■ What you should do
Extract each line from the entries below that has the string "JSON" in it.

-*-

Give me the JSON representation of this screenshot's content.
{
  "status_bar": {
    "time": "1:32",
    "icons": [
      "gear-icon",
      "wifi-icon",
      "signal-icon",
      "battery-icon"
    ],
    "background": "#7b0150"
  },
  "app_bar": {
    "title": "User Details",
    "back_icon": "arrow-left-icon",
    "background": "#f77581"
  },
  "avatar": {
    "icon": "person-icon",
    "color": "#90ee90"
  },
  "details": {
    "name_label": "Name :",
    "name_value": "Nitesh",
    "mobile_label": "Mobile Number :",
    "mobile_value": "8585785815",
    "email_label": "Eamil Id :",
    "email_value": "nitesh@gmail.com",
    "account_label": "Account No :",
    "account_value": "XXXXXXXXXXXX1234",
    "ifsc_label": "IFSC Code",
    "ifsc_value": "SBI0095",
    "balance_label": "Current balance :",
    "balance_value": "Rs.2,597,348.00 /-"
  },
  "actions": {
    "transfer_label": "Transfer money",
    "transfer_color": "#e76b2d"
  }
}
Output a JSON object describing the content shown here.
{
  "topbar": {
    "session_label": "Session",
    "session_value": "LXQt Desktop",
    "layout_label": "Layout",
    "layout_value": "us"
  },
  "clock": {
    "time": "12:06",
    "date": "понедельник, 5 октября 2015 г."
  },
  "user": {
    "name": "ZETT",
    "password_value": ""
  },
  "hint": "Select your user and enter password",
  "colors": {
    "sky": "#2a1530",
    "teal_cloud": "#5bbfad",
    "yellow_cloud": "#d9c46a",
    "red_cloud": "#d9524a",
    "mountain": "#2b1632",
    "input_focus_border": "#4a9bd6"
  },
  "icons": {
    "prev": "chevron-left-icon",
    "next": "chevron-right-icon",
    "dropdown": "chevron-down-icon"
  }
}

-*-

■ Response to the task
Give me the JSON representation of this screenshot's content.
Output a JSON object describing the content shown here.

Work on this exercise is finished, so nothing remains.